● TO BE DONE
Report the number of lines containing "TradeWave", with no other words.

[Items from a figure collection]
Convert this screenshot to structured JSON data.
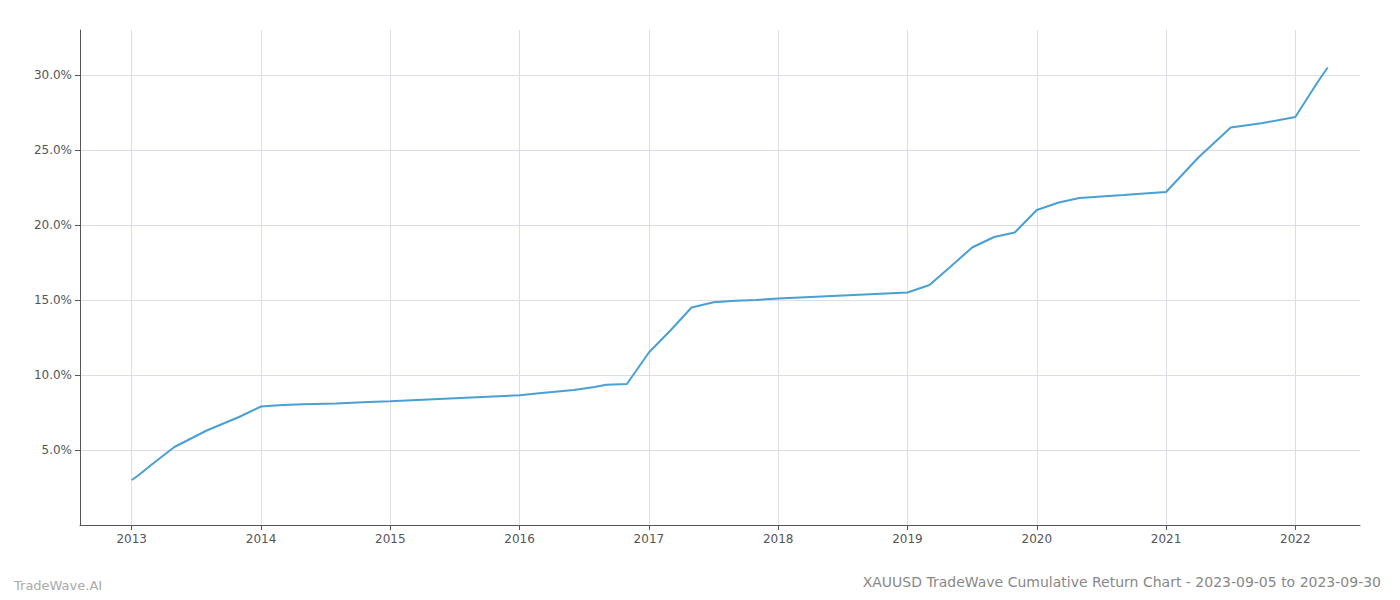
{
  "chart_data": {
    "type": "line",
    "title": "XAUUSD TradeWave Cumulative Return Chart - 2023-09-05 to 2023-09-30",
    "annotations": [
      "TradeWave.AI"
    ],
    "color": "#4a9fd4",
    "grid": true,
    "x": [
      2013.0,
      2013.05,
      2013.15,
      2013.33,
      2013.58,
      2013.83,
      2014.0,
      2014.08,
      2014.17,
      2014.33,
      2014.58,
      2014.83,
      2015.0,
      2015.25,
      2015.5,
      2015.75,
      2016.0,
      2016.17,
      2016.42,
      2016.58,
      2016.67,
      2016.83,
      2017.0,
      2017.17,
      2017.33,
      2017.5,
      2017.67,
      2017.83,
      2018.0,
      2018.25,
      2018.5,
      2018.75,
      2019.0,
      2019.17,
      2019.33,
      2019.5,
      2019.67,
      2019.83,
      2020.0,
      2020.17,
      2020.33,
      2020.5,
      2020.67,
      2020.83,
      2021.0,
      2021.25,
      2021.5,
      2021.75,
      2022.0,
      2022.17,
      2022.25
    ],
    "values": [
      3.0,
      3.3,
      4.0,
      5.2,
      6.3,
      7.2,
      7.9,
      7.95,
      8.0,
      8.05,
      8.1,
      8.2,
      8.25,
      8.35,
      8.45,
      8.55,
      8.65,
      8.8,
      9.0,
      9.2,
      9.35,
      9.4,
      11.5,
      13.0,
      14.5,
      14.85,
      14.95,
      15.0,
      15.1,
      15.2,
      15.3,
      15.4,
      15.5,
      16.0,
      17.2,
      18.5,
      19.2,
      19.5,
      21.0,
      21.5,
      21.8,
      21.9,
      22.0,
      22.1,
      22.2,
      24.5,
      26.5,
      26.8,
      27.2,
      29.5,
      30.5
    ],
    "xlim": [
      2012.6,
      2022.5
    ],
    "xticks": [
      2013,
      2014,
      2015,
      2016,
      2017,
      2018,
      2019,
      2020,
      2021,
      2022
    ],
    "ylim": [
      0,
      33
    ],
    "yticks": [
      {
        "value": 5.0,
        "label": "5.0%"
      },
      {
        "value": 10.0,
        "label": "10.0%"
      },
      {
        "value": 15.0,
        "label": "15.0%"
      },
      {
        "value": 20.0,
        "label": "20.0%"
      },
      {
        "value": 25.0,
        "label": "25.0%"
      },
      {
        "value": 30.0,
        "label": "30.0%"
      }
    ]
  }
}
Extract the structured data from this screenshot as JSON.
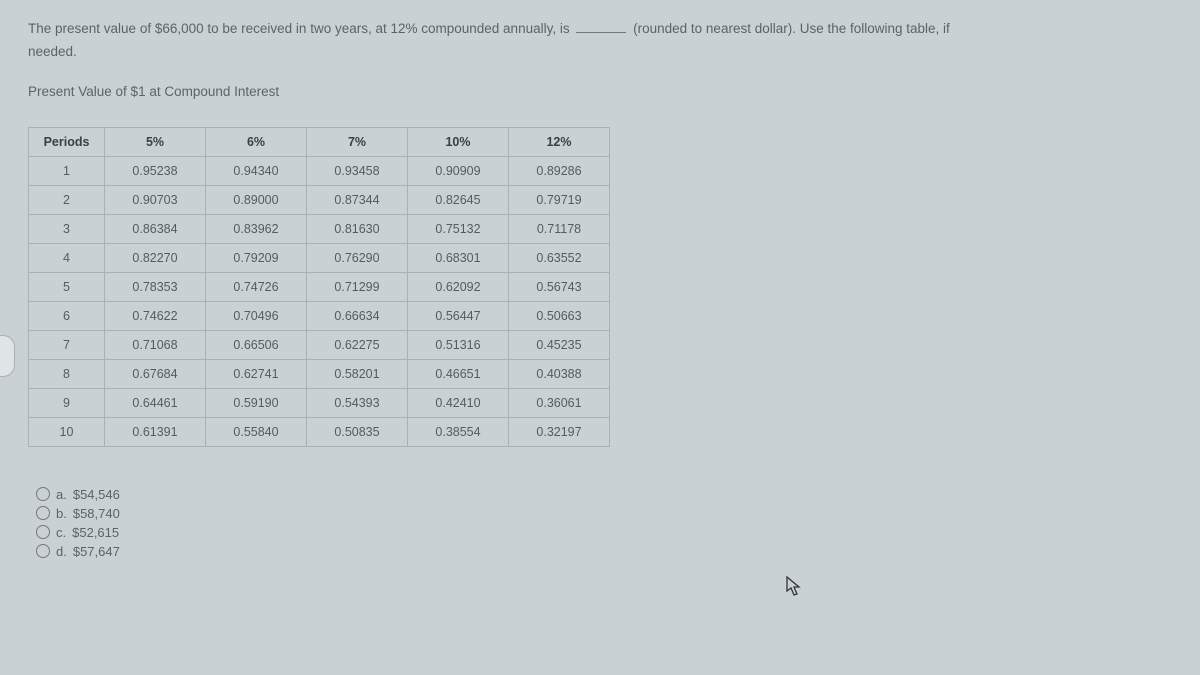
{
  "question": {
    "line1_a": "The present value of $66,000 to be received in two years, at 12% compounded annually, is",
    "line1_b": " (rounded to nearest dollar). Use the following table, if",
    "line2": "needed."
  },
  "table_title": "Present Value of $1 at Compound Interest",
  "table": {
    "headers": [
      "Periods",
      "5%",
      "6%",
      "7%",
      "10%",
      "12%"
    ],
    "rows": [
      [
        "1",
        "0.95238",
        "0.94340",
        "0.93458",
        "0.90909",
        "0.89286"
      ],
      [
        "2",
        "0.90703",
        "0.89000",
        "0.87344",
        "0.82645",
        "0.79719"
      ],
      [
        "3",
        "0.86384",
        "0.83962",
        "0.81630",
        "0.75132",
        "0.71178"
      ],
      [
        "4",
        "0.82270",
        "0.79209",
        "0.76290",
        "0.68301",
        "0.63552"
      ],
      [
        "5",
        "0.78353",
        "0.74726",
        "0.71299",
        "0.62092",
        "0.56743"
      ],
      [
        "6",
        "0.74622",
        "0.70496",
        "0.66634",
        "0.56447",
        "0.50663"
      ],
      [
        "7",
        "0.71068",
        "0.66506",
        "0.62275",
        "0.51316",
        "0.45235"
      ],
      [
        "8",
        "0.67684",
        "0.62741",
        "0.58201",
        "0.46651",
        "0.40388"
      ],
      [
        "9",
        "0.64461",
        "0.59190",
        "0.54393",
        "0.42410",
        "0.36061"
      ],
      [
        "10",
        "0.61391",
        "0.55840",
        "0.50835",
        "0.38554",
        "0.32197"
      ]
    ]
  },
  "options": [
    {
      "letter": "a.",
      "value": "$54,546"
    },
    {
      "letter": "b.",
      "value": "$58,740"
    },
    {
      "letter": "c.",
      "value": "$52,615"
    },
    {
      "letter": "d.",
      "value": "$57,647"
    }
  ],
  "styling": {
    "background_color": "#c9d1d4",
    "text_color": "#5c6369",
    "header_text_color": "#3a4046",
    "border_color": "#aab1b5",
    "font_family": "Verdana",
    "body_fontsize": 13,
    "cell_fontsize": 12.5,
    "col_widths": {
      "periods": 75,
      "data": 100
    }
  }
}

● RESPONSE
2